[TASK BRIEF] Look through the listing and locate every line containing the word "played"; copy those lines.

[Start SUPPLIED RECORDS]

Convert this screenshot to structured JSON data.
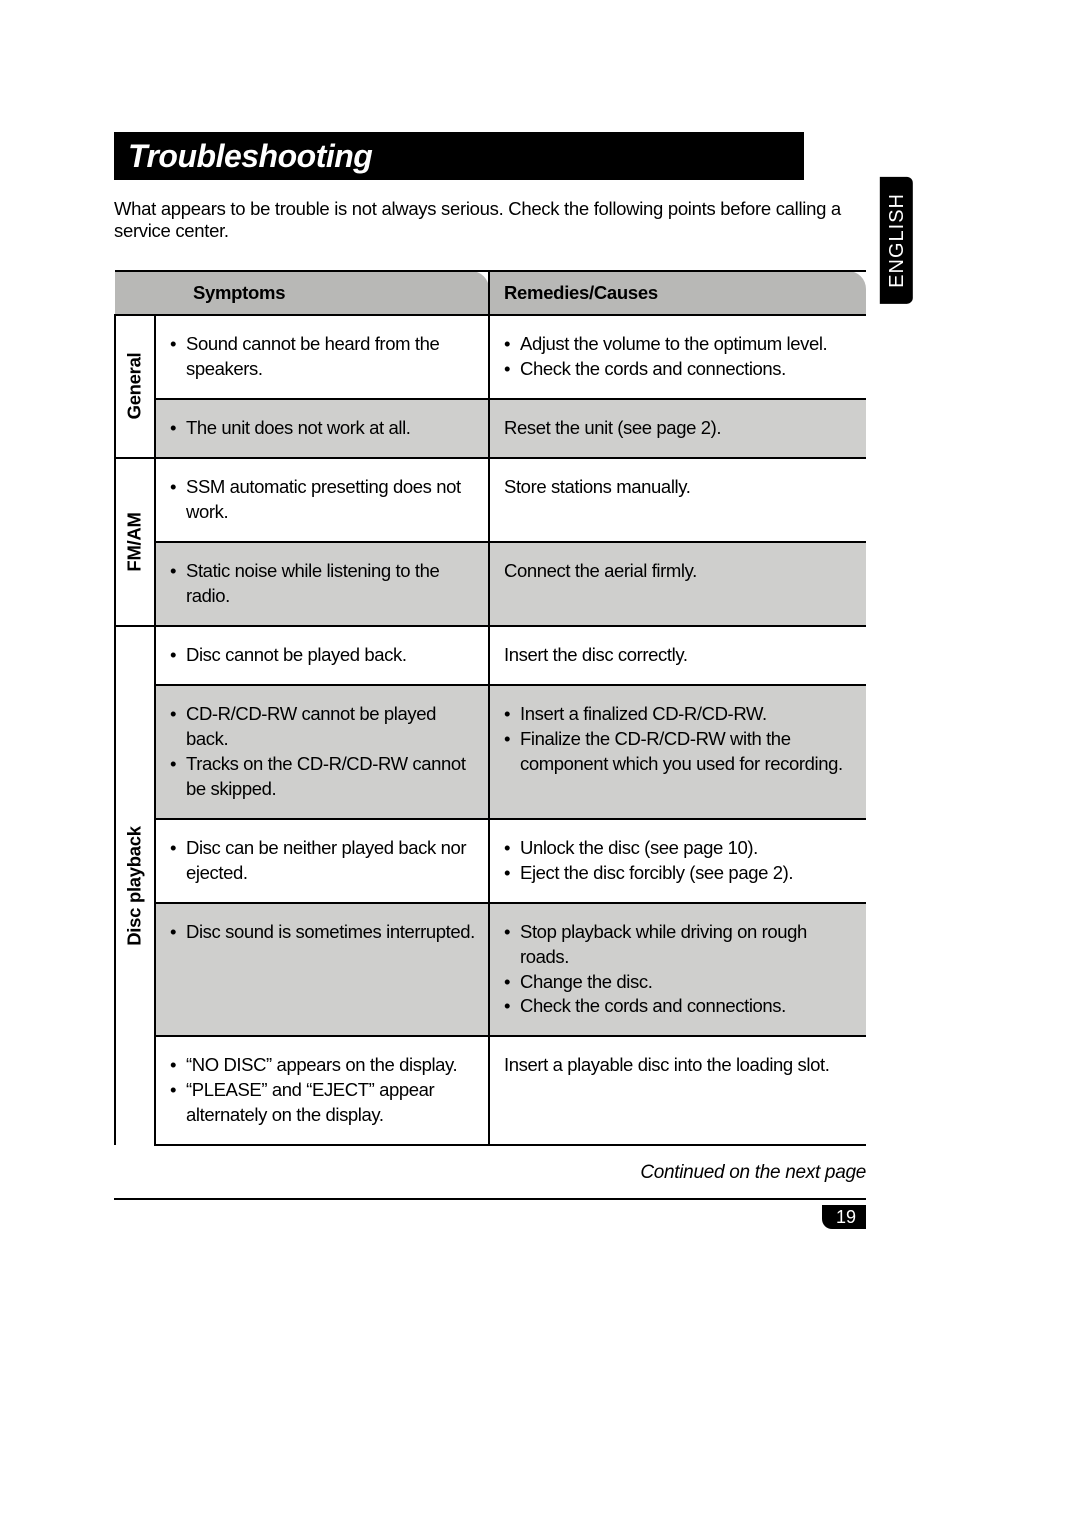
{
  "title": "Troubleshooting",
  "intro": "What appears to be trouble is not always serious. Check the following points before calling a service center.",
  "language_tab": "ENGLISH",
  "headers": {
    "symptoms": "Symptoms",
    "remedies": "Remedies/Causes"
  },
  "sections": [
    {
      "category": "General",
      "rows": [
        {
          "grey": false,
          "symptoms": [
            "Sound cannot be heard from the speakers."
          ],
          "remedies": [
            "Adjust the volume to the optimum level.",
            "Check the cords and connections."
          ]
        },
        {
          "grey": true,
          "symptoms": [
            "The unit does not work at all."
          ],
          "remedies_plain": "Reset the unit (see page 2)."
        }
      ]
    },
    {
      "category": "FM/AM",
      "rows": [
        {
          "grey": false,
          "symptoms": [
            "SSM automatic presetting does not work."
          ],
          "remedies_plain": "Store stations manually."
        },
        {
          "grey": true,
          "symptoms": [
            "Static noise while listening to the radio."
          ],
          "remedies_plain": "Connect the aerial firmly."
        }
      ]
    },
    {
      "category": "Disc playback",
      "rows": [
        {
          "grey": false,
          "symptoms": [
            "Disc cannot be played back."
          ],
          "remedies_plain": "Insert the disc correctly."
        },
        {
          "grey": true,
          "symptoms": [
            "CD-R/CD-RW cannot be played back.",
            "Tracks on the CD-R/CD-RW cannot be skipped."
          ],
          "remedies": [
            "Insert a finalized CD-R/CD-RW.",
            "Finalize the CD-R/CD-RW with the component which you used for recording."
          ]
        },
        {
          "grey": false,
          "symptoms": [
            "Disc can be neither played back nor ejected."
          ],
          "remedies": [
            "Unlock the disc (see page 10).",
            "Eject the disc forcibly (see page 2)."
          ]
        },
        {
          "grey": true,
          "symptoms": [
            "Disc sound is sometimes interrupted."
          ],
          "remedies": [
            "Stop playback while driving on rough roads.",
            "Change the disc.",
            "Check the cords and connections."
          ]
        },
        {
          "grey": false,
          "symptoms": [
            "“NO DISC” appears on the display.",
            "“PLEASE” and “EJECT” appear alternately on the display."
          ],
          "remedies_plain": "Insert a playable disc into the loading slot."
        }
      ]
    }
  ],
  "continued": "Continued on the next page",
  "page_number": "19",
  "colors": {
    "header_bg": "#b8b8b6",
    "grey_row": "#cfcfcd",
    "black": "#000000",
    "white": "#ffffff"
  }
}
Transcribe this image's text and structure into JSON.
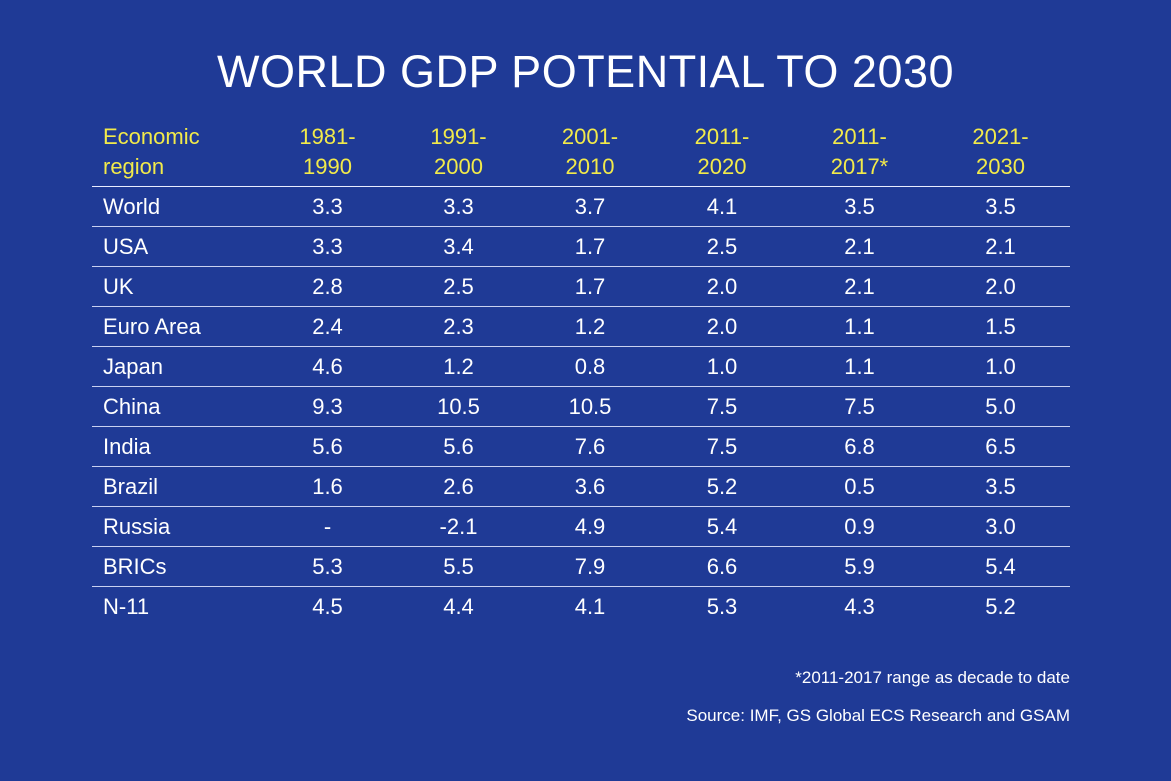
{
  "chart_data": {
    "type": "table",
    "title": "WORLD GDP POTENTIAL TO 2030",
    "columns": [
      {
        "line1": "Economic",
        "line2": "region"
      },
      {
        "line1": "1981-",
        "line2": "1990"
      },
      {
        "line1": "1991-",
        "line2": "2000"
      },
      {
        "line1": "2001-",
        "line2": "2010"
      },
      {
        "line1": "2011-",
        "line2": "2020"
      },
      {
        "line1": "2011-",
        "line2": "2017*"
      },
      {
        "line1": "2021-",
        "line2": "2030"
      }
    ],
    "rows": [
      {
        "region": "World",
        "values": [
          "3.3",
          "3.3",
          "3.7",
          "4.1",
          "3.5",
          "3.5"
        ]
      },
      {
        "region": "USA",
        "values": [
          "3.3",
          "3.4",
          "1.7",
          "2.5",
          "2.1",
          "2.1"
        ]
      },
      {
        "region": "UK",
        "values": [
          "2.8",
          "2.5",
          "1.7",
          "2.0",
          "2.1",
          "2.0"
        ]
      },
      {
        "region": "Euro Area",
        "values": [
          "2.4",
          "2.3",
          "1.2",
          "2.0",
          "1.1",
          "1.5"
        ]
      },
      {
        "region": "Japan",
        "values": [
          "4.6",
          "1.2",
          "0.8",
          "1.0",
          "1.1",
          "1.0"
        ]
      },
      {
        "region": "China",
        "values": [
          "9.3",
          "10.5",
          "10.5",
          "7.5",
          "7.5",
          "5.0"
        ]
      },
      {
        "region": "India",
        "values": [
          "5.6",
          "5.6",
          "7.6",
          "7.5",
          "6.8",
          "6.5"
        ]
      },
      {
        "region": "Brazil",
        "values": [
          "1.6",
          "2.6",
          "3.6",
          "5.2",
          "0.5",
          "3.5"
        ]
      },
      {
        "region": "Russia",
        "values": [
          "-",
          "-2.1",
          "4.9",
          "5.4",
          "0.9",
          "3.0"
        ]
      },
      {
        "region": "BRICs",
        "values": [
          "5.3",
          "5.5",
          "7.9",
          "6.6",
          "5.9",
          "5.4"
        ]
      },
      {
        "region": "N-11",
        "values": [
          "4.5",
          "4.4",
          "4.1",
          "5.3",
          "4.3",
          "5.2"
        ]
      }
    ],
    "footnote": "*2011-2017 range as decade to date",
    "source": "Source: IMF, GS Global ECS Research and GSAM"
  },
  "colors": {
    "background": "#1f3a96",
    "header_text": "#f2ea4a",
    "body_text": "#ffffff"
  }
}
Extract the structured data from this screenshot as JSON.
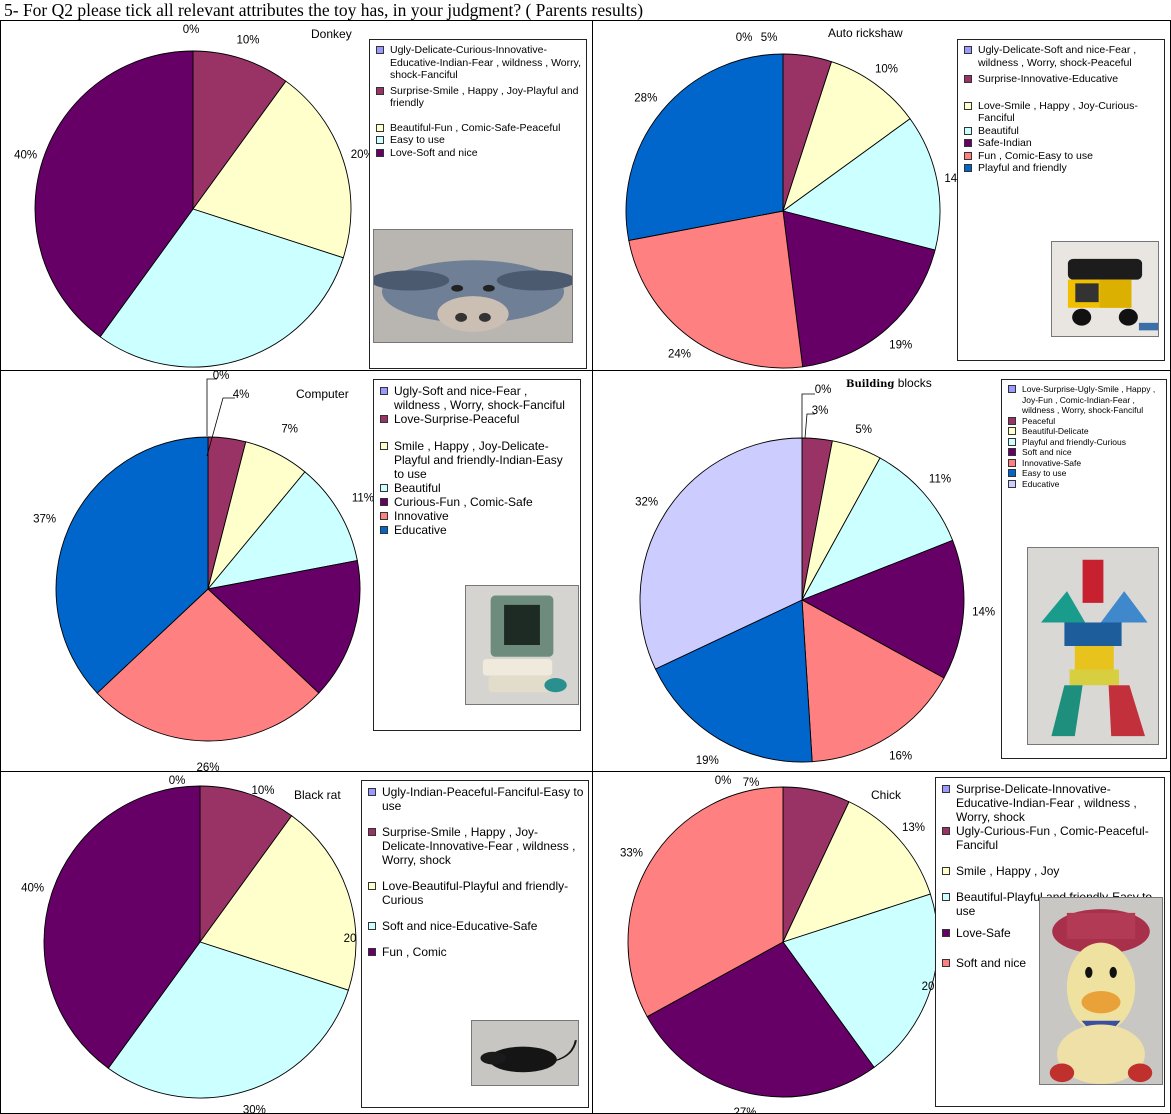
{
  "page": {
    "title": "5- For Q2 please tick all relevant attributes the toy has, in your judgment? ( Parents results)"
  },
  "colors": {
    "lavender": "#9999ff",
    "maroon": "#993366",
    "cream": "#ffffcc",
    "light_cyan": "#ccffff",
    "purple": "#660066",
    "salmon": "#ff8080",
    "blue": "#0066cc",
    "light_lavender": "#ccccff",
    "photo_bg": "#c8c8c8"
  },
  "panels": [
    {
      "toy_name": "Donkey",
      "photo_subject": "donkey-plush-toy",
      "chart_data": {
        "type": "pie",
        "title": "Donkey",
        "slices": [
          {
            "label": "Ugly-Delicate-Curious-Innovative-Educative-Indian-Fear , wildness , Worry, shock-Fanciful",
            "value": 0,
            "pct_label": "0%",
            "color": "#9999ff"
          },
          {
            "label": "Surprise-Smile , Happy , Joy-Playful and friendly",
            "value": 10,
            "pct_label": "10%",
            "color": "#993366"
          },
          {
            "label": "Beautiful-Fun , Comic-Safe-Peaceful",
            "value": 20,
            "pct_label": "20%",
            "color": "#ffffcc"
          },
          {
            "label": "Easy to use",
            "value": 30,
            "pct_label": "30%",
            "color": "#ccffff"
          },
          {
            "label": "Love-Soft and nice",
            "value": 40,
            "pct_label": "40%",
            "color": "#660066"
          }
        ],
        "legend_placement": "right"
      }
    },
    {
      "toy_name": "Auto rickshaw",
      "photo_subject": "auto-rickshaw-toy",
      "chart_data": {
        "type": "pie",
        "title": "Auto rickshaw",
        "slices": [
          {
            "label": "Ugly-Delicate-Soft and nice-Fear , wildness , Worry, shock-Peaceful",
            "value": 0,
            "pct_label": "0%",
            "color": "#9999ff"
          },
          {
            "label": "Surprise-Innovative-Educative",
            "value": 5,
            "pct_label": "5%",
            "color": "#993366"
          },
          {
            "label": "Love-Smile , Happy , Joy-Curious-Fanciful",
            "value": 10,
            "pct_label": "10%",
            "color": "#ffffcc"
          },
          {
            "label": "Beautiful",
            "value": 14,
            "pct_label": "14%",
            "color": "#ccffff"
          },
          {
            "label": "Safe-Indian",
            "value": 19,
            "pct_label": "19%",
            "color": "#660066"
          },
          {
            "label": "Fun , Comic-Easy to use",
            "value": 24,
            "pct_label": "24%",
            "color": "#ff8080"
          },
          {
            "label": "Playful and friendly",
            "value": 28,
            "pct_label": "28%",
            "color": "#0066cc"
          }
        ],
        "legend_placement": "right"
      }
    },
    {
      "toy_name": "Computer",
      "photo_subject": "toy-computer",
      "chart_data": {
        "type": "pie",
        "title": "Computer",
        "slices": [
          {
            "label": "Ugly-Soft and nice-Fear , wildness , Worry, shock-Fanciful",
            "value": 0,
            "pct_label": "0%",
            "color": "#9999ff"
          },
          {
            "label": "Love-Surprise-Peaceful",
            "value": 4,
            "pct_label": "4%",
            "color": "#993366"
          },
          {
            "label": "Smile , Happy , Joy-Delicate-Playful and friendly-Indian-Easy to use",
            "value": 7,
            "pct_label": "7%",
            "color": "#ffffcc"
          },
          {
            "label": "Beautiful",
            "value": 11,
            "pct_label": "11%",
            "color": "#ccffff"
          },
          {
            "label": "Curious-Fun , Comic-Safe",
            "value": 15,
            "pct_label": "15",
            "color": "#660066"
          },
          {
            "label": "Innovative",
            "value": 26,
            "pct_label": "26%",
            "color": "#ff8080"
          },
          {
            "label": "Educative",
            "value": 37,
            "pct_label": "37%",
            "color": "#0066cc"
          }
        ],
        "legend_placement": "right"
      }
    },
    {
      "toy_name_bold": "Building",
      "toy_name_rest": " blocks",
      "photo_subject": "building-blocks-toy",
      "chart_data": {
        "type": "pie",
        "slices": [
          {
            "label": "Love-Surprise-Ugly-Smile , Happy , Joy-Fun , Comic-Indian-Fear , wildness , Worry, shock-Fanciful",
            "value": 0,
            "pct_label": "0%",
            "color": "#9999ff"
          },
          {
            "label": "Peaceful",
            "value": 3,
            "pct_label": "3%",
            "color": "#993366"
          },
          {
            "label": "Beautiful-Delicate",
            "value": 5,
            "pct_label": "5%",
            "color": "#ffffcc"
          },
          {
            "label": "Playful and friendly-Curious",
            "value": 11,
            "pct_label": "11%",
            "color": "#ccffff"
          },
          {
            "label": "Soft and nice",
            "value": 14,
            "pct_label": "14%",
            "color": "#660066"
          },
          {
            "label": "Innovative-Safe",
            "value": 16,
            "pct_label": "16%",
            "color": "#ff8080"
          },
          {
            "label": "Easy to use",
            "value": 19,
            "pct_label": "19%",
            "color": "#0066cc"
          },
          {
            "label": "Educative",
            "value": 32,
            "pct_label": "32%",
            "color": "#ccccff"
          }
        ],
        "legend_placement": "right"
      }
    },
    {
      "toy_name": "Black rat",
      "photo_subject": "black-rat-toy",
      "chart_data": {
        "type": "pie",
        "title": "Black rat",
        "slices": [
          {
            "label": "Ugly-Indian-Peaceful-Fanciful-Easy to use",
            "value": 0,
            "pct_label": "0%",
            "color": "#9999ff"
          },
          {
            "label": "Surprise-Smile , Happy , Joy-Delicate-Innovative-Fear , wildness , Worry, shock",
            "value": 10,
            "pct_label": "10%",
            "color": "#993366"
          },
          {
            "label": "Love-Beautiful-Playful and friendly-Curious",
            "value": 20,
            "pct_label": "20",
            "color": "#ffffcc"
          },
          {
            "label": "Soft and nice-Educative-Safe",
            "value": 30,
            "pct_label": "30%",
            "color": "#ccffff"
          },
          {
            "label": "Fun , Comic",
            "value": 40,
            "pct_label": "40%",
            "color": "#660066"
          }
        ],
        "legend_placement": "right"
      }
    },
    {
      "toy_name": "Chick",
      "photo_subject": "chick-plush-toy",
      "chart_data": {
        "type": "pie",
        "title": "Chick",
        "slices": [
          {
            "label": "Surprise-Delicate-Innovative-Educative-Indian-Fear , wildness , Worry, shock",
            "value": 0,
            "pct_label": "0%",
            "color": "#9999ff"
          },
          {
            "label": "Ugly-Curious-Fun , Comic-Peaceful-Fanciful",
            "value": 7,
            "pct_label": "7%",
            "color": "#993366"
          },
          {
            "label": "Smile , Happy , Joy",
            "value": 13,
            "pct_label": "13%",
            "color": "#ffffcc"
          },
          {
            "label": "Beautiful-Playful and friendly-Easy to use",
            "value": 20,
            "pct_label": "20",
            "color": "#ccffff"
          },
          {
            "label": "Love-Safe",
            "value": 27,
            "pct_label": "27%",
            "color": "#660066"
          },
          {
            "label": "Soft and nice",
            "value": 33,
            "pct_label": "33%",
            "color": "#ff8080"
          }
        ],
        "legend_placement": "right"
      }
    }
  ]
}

[End SUPPLIED RECORDS]

[TASK RESPONSE]
            "Disc cannot be played back."
            "CD-R/CD-RW cannot be played back.",
            "Disc can be neither played back nor ejected."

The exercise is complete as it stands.